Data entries
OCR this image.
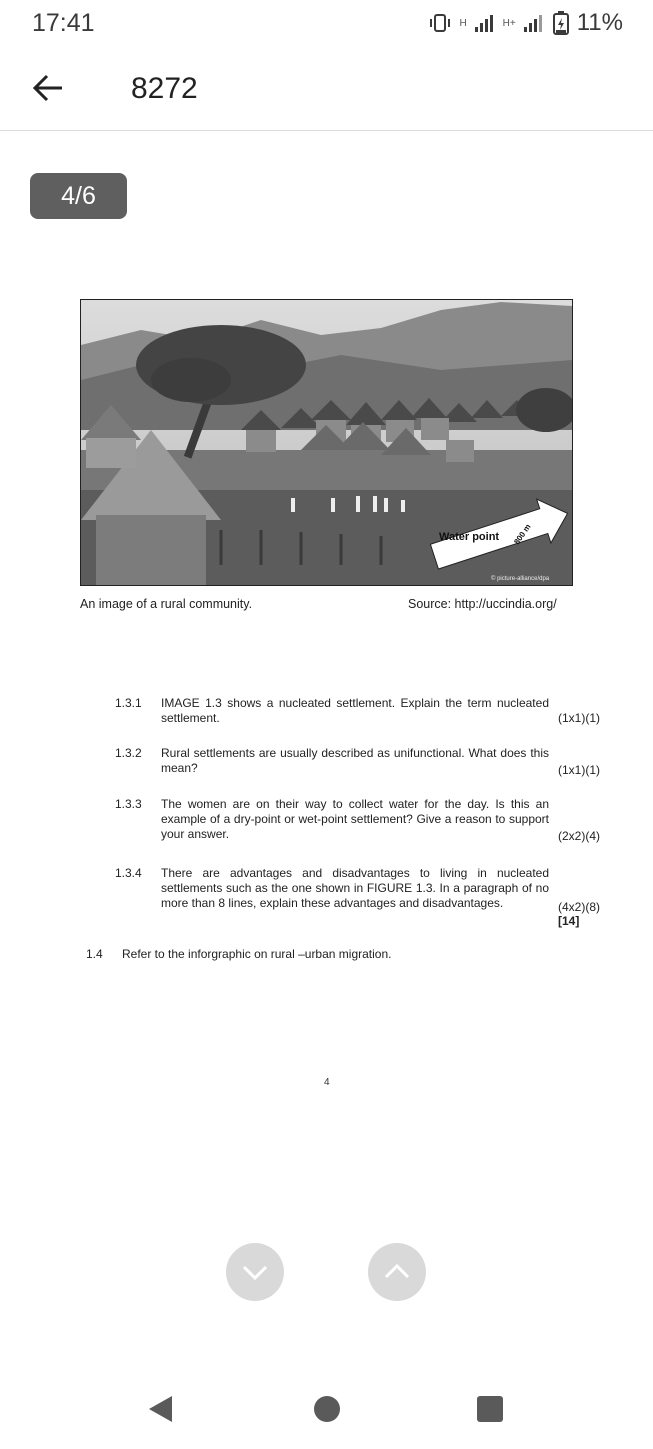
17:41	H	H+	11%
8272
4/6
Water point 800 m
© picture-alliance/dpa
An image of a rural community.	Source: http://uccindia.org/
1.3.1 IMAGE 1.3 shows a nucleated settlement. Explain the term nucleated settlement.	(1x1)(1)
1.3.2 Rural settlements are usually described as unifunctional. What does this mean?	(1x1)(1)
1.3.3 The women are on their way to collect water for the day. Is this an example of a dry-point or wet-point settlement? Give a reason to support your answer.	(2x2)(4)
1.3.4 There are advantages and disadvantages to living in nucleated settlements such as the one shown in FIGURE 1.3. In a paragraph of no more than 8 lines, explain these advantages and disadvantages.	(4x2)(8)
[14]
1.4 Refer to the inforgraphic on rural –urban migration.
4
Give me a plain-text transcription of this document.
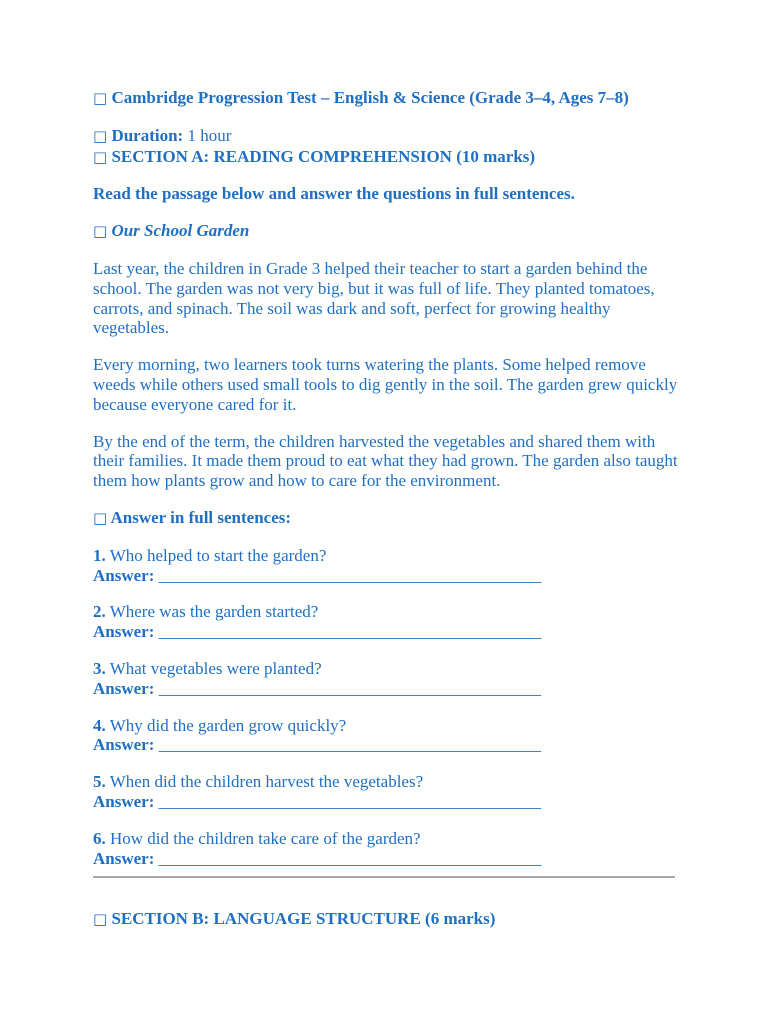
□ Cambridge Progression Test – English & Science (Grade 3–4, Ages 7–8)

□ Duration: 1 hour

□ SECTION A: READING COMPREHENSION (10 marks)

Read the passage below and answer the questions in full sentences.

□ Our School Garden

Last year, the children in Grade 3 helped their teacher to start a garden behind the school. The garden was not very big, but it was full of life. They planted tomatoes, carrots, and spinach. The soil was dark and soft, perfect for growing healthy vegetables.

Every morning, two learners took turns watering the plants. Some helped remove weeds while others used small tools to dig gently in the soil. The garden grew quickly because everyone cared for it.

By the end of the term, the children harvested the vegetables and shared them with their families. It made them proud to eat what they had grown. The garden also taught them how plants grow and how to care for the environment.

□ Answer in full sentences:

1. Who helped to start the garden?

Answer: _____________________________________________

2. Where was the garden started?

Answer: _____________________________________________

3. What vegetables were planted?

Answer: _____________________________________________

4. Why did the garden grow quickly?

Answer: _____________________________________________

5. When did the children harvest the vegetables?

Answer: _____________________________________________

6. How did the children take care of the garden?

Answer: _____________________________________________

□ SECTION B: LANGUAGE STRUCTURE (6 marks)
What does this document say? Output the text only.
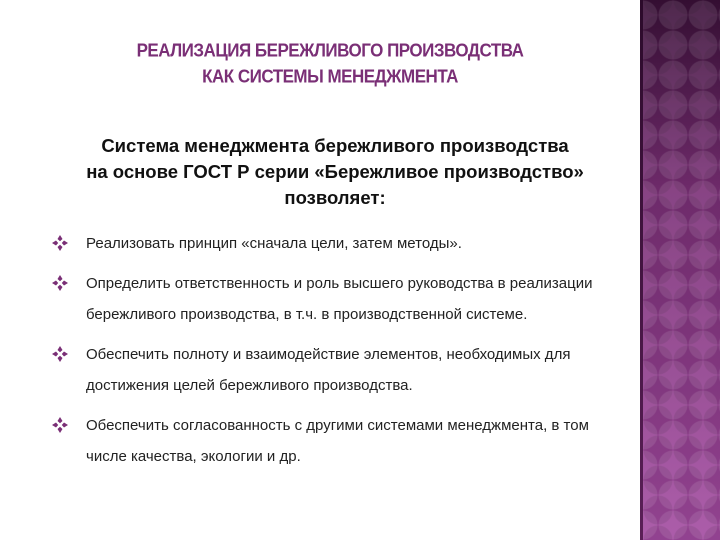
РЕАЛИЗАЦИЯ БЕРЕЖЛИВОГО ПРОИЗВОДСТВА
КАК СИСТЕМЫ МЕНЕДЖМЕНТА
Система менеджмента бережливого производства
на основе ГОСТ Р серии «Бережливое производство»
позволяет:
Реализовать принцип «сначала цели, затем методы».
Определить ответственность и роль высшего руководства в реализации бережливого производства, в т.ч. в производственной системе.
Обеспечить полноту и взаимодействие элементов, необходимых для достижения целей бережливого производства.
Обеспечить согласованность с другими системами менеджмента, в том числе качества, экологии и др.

[TASK STATEMENT] Would you set down the listing exactly, omitting pictures?

[REPLY TO THE TASK]
OCR this image.
17:41	H	H+	11%
8272
4/6
Water point 800 m
© picture-alliance/dpa
An image of a rural community.	Source: http://uccindia.org/
1.3.1 IMAGE 1.3 shows a nucleated settlement. Explain the term nucleated settlement.	(1x1)(1)
1.3.2 Rural settlements are usually described as unifunctional. What does this mean?	(1x1)(1)
1.3.3 The women are on their way to collect water for the day. Is this an example of a dry-point or wet-point settlement? Give a reason to support your answer.	(2x2)(4)
1.3.4 There are advantages and disadvantages to living in nucleated settlements such as the one shown in FIGURE 1.3. In a paragraph of no more than 8 lines, explain these advantages and disadvantages.	(4x2)(8)
[14]
1.4 Refer to the inforgraphic on rural –urban migration.
4
Give me a plain-text transcription of this document.
□ Cambridge Progression Test – English & Science (Grade 3–4, Ages 7–8)

□ Duration: 1 hour

□ SECTION A: READING COMPREHENSION (10 marks)

Read the passage below and answer the questions in full sentences.

□ Our School Garden

Last year, the children in Grade 3 helped their teacher to start a garden behind the school. The garden was not very big, but it was full of life. They planted tomatoes, carrots, and spinach. The soil was dark and soft, perfect for growing healthy vegetables.

Every morning, two learners took turns watering the plants. Some helped remove weeds while others used small tools to dig gently in the soil. The garden grew quickly because everyone cared for it.

By the end of the term, the children harvested the vegetables and shared them with their families. It made them proud to eat what they had grown. The garden also taught them how plants grow and how to care for the environment.

□ Answer in full sentences:

1. Who helped to start the garden?

Answer: _____________________________________________

2. Where was the garden started?

Answer: _____________________________________________

3. What vegetables were planted?

Answer: _____________________________________________

4. Why did the garden grow quickly?

Answer: _____________________________________________

5. When did the children harvest the vegetables?

Answer: _____________________________________________

6. How did the children take care of the garden?

Answer: _____________________________________________

□ SECTION B: LANGUAGE STRUCTURE (6 marks)
What does this document say? Output the text only.
РЕАЛИЗАЦИЯ БЕРЕЖЛИВОГО ПРОИЗВОДСТВА
КАК СИСТЕМЫ МЕНЕДЖМЕНТА
Система менеджмента бережливого производства
на основе ГОСТ Р серии «Бережливое производство»
позволяет:
Реализовать принцип «сначала цели, затем методы».
Определить ответственность и роль высшего руководства в реализации бережливого производства, в т.ч. в производственной системе.
Обеспечить полноту и взаимодействие элементов, необходимых для достижения целей бережливого производства.
Обеспечить согласованность с другими системами менеджмента, в том числе качества, экологии и др.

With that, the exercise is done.